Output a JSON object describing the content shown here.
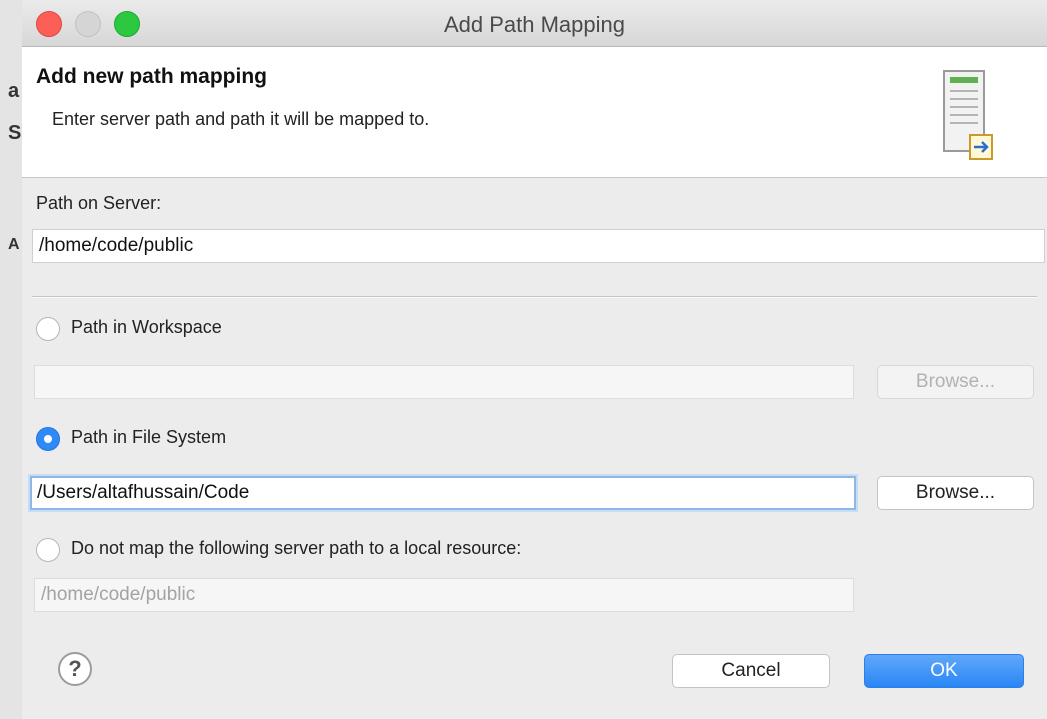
{
  "window": {
    "title": "Add Path Mapping"
  },
  "background_fragments": [
    "a",
    "S",
    "A"
  ],
  "header": {
    "title": "Add new path mapping",
    "description": "Enter server path and path it will be mapped to.",
    "icon": "server-icon"
  },
  "server_path": {
    "label": "Path on Server:",
    "value": "/home/code/public"
  },
  "workspace": {
    "label": "Path in Workspace",
    "selected": false,
    "value": "",
    "browse_label": "Browse...",
    "browse_enabled": false
  },
  "filesystem": {
    "label": "Path in File System",
    "selected": true,
    "value": "/Users/altafhussain/Code",
    "browse_label": "Browse...",
    "browse_enabled": true
  },
  "no_map": {
    "label": "Do not map the following server path to a local resource:",
    "selected": false,
    "value": "/home/code/public"
  },
  "footer": {
    "help_glyph": "?",
    "cancel_label": "Cancel",
    "ok_label": "OK"
  },
  "colors": {
    "accent": "#2f8af8",
    "close": "#fc5f57",
    "minimize": "#d5d5d5",
    "zoom": "#2bc840"
  }
}
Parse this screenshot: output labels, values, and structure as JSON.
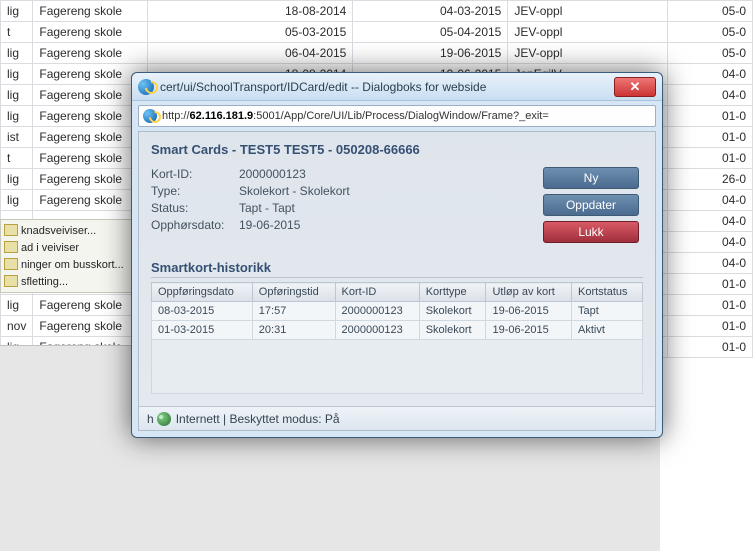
{
  "bg_rows": [
    {
      "c0": "lig",
      "c1": "Fagereng skole",
      "c2": "18-08-2014",
      "c3": "04-03-2015",
      "c4": "JEV-oppl",
      "c5": "05-0"
    },
    {
      "c0": "t",
      "c1": "Fagereng skole",
      "c2": "05-03-2015",
      "c3": "05-04-2015",
      "c4": "JEV-oppl",
      "c5": "05-0"
    },
    {
      "c0": "lig",
      "c1": "Fagereng skole",
      "c2": "06-04-2015",
      "c3": "19-06-2015",
      "c4": "JEV-oppl",
      "c5": "05-0"
    },
    {
      "c0": "lig",
      "c1": "Fagereng skole",
      "c2": "18-08-2014",
      "c3": "19-06-2015",
      "c4": "JanEgilV",
      "c5": "04-0"
    },
    {
      "c0": "lig",
      "c1": "Fagereng skole",
      "c2": "",
      "c3": "",
      "c4": "",
      "c5": "04-0"
    },
    {
      "c0": "lig",
      "c1": "Fagereng skole",
      "c2": "",
      "c3": "",
      "c4": "",
      "c5": "01-0"
    },
    {
      "c0": "ist",
      "c1": "Fagereng skole",
      "c2": "",
      "c3": "",
      "c4": "",
      "c5": "01-0"
    },
    {
      "c0": "t",
      "c1": "Fagereng skole",
      "c2": "",
      "c3": "",
      "c4": "",
      "c5": "01-0"
    },
    {
      "c0": "lig",
      "c1": "Fagereng skole",
      "c2": "",
      "c3": "",
      "c4": "",
      "c5": "26-0"
    },
    {
      "c0": "lig",
      "c1": "Fagereng skole",
      "c2": "",
      "c3": "",
      "c4": "",
      "c5": "04-0"
    },
    {
      "c0": "",
      "c1": "",
      "c2": "",
      "c3": "",
      "c4": "",
      "c5": "04-0"
    },
    {
      "c0": "",
      "c1": "",
      "c2": "",
      "c3": "",
      "c4": "",
      "c5": "04-0"
    },
    {
      "c0": "",
      "c1": "",
      "c2": "",
      "c3": "",
      "c4": "",
      "c5": "04-0"
    },
    {
      "c0": "",
      "c1": "",
      "c2": "",
      "c3": "",
      "c4": "",
      "c5": "01-0"
    },
    {
      "c0": "lig",
      "c1": "Fagereng skole",
      "c2": "",
      "c3": "",
      "c4": "",
      "c5": "01-0"
    },
    {
      "c0": "nov",
      "c1": "Fagereng skole",
      "c2": "",
      "c3": "",
      "c4": "",
      "c5": "01-0"
    },
    {
      "c0": "lig",
      "c1": "Fagereng skole",
      "c2": "",
      "c3": "",
      "c4": "",
      "c5": "01-0"
    }
  ],
  "tasks": [
    "knadsveiviser...",
    "ad i veiviser",
    "ninger om busskort...",
    "sfletting..."
  ],
  "dialog": {
    "title": "cert/ui/SchoolTransport/IDCard/edit -- Dialogboks for webside",
    "url_prefix": "http://",
    "url_bold": "62.116.181.9",
    "url_rest": ":5001/App/Core/UI/Lib/Process/DialogWindow/Frame?_exit=",
    "heading": "Smart Cards - TEST5 TEST5 - 050208-66666",
    "kv": {
      "kort_id_lbl": "Kort-ID:",
      "kort_id": "2000000123",
      "type_lbl": "Type:",
      "type": "Skolekort - Skolekort",
      "status_lbl": "Status:",
      "status_val": "Tapt - Tapt",
      "opph_lbl": "Opphørsdato:",
      "opph": "19-06-2015"
    },
    "buttons": {
      "ny": "Ny",
      "oppdater": "Oppdater",
      "lukk": "Lukk"
    },
    "hist_title": "Smartkort-historikk",
    "hist_headers": [
      "Oppføringsdato",
      "Opføringstid",
      "Kort-ID",
      "Korttype",
      "Utløp av kort",
      "Kortstatus"
    ],
    "hist_rows": [
      {
        "d": "08-03-2015",
        "t": "17:57",
        "id": "2000000123",
        "ty": "Skolekort",
        "ex": "19-06-2015",
        "st": "Tapt"
      },
      {
        "d": "01-03-2015",
        "t": "20:31",
        "id": "2000000123",
        "ty": "Skolekort",
        "ex": "19-06-2015",
        "st": "Aktivt"
      }
    ],
    "status_h": "h",
    "status_text": "Internett | Beskyttet modus: På"
  }
}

- DIRECTION: Omit the pictures. Output every record above word for word.

- ANSWER FOR THIS EXERCISE:
Output a JSON object describing the content shown here.
{
  "window": {
    "title": "Add Path Mapping"
  },
  "background_fragments": [
    "a",
    "S",
    "A"
  ],
  "header": {
    "title": "Add new path mapping",
    "description": "Enter server path and path it will be mapped to.",
    "icon": "server-icon"
  },
  "server_path": {
    "label": "Path on Server:",
    "value": "/home/code/public"
  },
  "workspace": {
    "label": "Path in Workspace",
    "selected": false,
    "value": "",
    "browse_label": "Browse...",
    "browse_enabled": false
  },
  "filesystem": {
    "label": "Path in File System",
    "selected": true,
    "value": "/Users/altafhussain/Code",
    "browse_label": "Browse...",
    "browse_enabled": true
  },
  "no_map": {
    "label": "Do not map the following server path to a local resource:",
    "selected": false,
    "value": "/home/code/public"
  },
  "footer": {
    "help_glyph": "?",
    "cancel_label": "Cancel",
    "ok_label": "OK"
  },
  "colors": {
    "accent": "#2f8af8",
    "close": "#fc5f57",
    "minimize": "#d5d5d5",
    "zoom": "#2bc840"
  }
}
Parse this screenshot: output labels, values, and structure as JSON.
{
  "bg_rows": [
    {
      "c0": "lig",
      "c1": "Fagereng skole",
      "c2": "18-08-2014",
      "c3": "04-03-2015",
      "c4": "JEV-oppl",
      "c5": "05-0"
    },
    {
      "c0": "t",
      "c1": "Fagereng skole",
      "c2": "05-03-2015",
      "c3": "05-04-2015",
      "c4": "JEV-oppl",
      "c5": "05-0"
    },
    {
      "c0": "lig",
      "c1": "Fagereng skole",
      "c2": "06-04-2015",
      "c3": "19-06-2015",
      "c4": "JEV-oppl",
      "c5": "05-0"
    },
    {
      "c0": "lig",
      "c1": "Fagereng skole",
      "c2": "18-08-2014",
      "c3": "19-06-2015",
      "c4": "JanEgilV",
      "c5": "04-0"
    },
    {
      "c0": "lig",
      "c1": "Fagereng skole",
      "c2": "",
      "c3": "",
      "c4": "",
      "c5": "04-0"
    },
    {
      "c0": "lig",
      "c1": "Fagereng skole",
      "c2": "",
      "c3": "",
      "c4": "",
      "c5": "01-0"
    },
    {
      "c0": "ist",
      "c1": "Fagereng skole",
      "c2": "",
      "c3": "",
      "c4": "",
      "c5": "01-0"
    },
    {
      "c0": "t",
      "c1": "Fagereng skole",
      "c2": "",
      "c3": "",
      "c4": "",
      "c5": "01-0"
    },
    {
      "c0": "lig",
      "c1": "Fagereng skole",
      "c2": "",
      "c3": "",
      "c4": "",
      "c5": "26-0"
    },
    {
      "c0": "lig",
      "c1": "Fagereng skole",
      "c2": "",
      "c3": "",
      "c4": "",
      "c5": "04-0"
    },
    {
      "c0": "",
      "c1": "",
      "c2": "",
      "c3": "",
      "c4": "",
      "c5": "04-0"
    },
    {
      "c0": "",
      "c1": "",
      "c2": "",
      "c3": "",
      "c4": "",
      "c5": "04-0"
    },
    {
      "c0": "",
      "c1": "",
      "c2": "",
      "c3": "",
      "c4": "",
      "c5": "04-0"
    },
    {
      "c0": "",
      "c1": "",
      "c2": "",
      "c3": "",
      "c4": "",
      "c5": "01-0"
    },
    {
      "c0": "lig",
      "c1": "Fagereng skole",
      "c2": "",
      "c3": "",
      "c4": "",
      "c5": "01-0"
    },
    {
      "c0": "nov",
      "c1": "Fagereng skole",
      "c2": "",
      "c3": "",
      "c4": "",
      "c5": "01-0"
    },
    {
      "c0": "lig",
      "c1": "Fagereng skole",
      "c2": "",
      "c3": "",
      "c4": "",
      "c5": "01-0"
    }
  ],
  "tasks": [
    "knadsveiviser...",
    "ad i veiviser",
    "ninger om busskort...",
    "sfletting..."
  ],
  "dialog": {
    "title": "cert/ui/SchoolTransport/IDCard/edit -- Dialogboks for webside",
    "url_prefix": "http://",
    "url_bold": "62.116.181.9",
    "url_rest": ":5001/App/Core/UI/Lib/Process/DialogWindow/Frame?_exit=",
    "heading": "Smart Cards - TEST5 TEST5 - 050208-66666",
    "kv": {
      "kort_id_lbl": "Kort-ID:",
      "kort_id": "2000000123",
      "type_lbl": "Type:",
      "type": "Skolekort - Skolekort",
      "status_lbl": "Status:",
      "status_val": "Tapt - Tapt",
      "opph_lbl": "Opphørsdato:",
      "opph": "19-06-2015"
    },
    "buttons": {
      "ny": "Ny",
      "oppdater": "Oppdater",
      "lukk": "Lukk"
    },
    "hist_title": "Smartkort-historikk",
    "hist_headers": [
      "Oppføringsdato",
      "Opføringstid",
      "Kort-ID",
      "Korttype",
      "Utløp av kort",
      "Kortstatus"
    ],
    "hist_rows": [
      {
        "d": "08-03-2015",
        "t": "17:57",
        "id": "2000000123",
        "ty": "Skolekort",
        "ex": "19-06-2015",
        "st": "Tapt"
      },
      {
        "d": "01-03-2015",
        "t": "20:31",
        "id": "2000000123",
        "ty": "Skolekort",
        "ex": "19-06-2015",
        "st": "Aktivt"
      }
    ],
    "status_h": "h",
    "status_text": "Internett | Beskyttet modus: På"
  }
}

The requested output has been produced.